Dataset items
==*==

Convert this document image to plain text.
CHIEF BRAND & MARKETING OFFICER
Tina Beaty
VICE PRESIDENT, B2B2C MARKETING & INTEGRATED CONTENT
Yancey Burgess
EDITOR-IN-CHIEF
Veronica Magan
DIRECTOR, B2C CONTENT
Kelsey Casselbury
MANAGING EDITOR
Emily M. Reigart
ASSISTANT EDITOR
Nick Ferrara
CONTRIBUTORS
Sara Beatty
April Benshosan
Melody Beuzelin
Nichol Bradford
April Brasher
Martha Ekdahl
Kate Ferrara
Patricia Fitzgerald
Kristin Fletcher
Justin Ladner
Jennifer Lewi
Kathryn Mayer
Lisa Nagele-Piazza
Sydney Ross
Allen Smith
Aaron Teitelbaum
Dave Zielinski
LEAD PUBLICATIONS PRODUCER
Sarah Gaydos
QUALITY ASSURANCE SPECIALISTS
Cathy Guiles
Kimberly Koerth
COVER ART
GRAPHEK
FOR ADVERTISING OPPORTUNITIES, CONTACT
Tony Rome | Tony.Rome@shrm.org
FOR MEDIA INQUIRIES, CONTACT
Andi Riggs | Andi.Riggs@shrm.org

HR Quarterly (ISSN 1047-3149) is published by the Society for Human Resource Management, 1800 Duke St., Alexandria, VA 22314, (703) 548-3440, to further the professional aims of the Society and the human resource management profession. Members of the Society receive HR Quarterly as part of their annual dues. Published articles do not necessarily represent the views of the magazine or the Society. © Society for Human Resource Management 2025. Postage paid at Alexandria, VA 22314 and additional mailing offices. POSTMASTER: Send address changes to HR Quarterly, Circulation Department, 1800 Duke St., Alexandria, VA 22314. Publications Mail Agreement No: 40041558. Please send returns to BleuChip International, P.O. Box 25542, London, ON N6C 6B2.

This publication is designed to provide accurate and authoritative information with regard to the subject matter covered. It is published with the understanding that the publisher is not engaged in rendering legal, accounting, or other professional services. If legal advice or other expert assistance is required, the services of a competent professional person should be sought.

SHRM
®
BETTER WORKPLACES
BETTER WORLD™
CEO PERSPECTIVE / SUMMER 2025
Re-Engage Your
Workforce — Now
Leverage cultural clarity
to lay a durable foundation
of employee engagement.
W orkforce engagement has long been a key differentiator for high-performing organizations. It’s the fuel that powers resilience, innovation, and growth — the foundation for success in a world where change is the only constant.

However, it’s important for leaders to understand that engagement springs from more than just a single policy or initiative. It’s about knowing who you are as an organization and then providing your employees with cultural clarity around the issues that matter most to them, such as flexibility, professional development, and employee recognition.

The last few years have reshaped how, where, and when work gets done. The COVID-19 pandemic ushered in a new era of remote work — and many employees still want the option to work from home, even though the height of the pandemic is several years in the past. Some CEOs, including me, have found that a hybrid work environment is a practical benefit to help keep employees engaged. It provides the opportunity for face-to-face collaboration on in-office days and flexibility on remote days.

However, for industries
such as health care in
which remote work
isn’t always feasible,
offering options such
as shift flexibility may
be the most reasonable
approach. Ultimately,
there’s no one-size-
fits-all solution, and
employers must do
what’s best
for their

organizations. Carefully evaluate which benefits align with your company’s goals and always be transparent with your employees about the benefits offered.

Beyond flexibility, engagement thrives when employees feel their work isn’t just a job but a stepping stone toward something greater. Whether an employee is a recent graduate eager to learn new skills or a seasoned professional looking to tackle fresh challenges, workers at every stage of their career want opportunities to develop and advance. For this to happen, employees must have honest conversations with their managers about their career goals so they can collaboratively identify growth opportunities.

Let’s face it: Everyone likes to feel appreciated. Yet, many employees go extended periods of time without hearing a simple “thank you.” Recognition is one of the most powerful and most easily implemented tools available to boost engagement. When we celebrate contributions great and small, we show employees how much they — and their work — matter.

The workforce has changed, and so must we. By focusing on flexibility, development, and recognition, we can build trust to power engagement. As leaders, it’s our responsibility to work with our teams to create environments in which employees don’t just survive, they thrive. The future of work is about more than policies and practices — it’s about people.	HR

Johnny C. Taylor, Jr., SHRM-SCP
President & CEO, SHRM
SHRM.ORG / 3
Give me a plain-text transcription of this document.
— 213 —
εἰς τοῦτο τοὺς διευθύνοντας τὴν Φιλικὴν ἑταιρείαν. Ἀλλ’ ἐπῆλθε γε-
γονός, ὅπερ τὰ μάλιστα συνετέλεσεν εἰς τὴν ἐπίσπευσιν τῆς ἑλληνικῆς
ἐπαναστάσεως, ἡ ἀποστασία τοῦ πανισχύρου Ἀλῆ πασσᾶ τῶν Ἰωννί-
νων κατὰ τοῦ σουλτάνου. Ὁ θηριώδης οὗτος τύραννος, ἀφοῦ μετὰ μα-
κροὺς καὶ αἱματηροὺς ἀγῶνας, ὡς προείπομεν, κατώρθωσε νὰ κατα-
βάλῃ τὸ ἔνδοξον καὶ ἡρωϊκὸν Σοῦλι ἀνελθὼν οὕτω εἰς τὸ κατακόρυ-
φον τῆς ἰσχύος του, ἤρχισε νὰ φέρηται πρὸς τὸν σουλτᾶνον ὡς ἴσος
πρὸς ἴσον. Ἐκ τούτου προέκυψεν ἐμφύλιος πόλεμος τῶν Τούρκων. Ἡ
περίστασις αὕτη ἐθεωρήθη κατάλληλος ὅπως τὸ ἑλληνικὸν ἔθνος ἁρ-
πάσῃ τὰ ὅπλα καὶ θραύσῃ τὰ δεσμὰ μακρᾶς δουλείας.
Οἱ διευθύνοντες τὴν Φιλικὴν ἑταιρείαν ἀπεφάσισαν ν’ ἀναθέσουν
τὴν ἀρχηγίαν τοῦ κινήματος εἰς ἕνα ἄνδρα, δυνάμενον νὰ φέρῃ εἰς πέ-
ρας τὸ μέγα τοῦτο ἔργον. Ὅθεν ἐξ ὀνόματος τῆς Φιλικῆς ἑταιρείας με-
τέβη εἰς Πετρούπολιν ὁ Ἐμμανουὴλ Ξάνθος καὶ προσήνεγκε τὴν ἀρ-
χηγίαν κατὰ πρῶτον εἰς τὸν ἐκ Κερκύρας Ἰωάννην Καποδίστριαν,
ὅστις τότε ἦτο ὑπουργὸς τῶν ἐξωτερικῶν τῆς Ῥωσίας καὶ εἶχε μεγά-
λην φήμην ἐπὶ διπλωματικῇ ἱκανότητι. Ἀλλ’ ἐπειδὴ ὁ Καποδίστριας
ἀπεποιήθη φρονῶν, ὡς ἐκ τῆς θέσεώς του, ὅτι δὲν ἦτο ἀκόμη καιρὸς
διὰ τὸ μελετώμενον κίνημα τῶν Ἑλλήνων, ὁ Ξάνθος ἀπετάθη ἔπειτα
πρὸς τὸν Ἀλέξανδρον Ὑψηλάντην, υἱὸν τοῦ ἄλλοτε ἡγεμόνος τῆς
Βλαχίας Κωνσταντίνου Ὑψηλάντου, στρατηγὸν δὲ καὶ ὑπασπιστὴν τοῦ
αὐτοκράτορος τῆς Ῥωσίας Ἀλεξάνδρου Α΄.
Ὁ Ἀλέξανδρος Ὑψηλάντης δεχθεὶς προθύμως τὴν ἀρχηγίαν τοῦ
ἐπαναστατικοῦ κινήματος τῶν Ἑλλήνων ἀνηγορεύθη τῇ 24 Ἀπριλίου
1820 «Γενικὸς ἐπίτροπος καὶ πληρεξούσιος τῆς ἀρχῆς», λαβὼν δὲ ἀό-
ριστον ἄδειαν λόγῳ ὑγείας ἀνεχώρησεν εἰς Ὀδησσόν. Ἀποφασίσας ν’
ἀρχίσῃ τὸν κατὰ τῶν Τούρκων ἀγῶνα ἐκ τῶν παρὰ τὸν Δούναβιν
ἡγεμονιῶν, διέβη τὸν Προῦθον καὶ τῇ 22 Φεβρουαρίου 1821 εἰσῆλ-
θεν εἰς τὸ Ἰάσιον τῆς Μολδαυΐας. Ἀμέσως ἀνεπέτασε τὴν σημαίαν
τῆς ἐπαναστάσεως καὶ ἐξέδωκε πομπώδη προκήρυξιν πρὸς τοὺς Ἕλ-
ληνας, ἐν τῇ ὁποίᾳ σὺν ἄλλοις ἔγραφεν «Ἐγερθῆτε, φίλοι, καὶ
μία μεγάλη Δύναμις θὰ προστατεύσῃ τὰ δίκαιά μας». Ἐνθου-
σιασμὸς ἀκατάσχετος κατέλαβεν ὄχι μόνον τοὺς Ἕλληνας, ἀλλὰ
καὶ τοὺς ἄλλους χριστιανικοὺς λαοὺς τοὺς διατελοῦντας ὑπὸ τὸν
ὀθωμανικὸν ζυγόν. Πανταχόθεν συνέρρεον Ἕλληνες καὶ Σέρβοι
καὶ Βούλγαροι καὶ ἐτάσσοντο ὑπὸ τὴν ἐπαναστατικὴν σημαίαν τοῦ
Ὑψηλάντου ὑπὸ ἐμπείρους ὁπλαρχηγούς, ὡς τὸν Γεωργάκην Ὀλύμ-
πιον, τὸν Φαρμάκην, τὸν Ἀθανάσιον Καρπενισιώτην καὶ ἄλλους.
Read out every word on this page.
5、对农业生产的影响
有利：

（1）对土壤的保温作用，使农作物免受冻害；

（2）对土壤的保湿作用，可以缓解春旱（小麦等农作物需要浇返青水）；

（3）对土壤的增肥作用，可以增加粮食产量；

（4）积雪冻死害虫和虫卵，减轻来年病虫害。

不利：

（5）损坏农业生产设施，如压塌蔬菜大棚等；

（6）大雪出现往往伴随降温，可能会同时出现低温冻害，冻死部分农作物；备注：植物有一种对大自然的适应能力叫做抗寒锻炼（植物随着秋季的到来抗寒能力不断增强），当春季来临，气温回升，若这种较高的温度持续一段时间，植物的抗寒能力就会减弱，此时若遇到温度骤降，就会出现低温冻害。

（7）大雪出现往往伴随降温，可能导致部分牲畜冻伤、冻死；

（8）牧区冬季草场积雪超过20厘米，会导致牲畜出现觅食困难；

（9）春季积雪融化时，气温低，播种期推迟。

==*==

In the material above, show every line where the word "such" turns up.

However, it’s important for leaders to understand that engagement springs from more than just a single policy or initiative. It’s about knowing who you are as an organization and then providing your employees with cultural clarity around the issues that matter most to them, such as flexibility, professional development, and employee recognition.
such as health care in
offering options such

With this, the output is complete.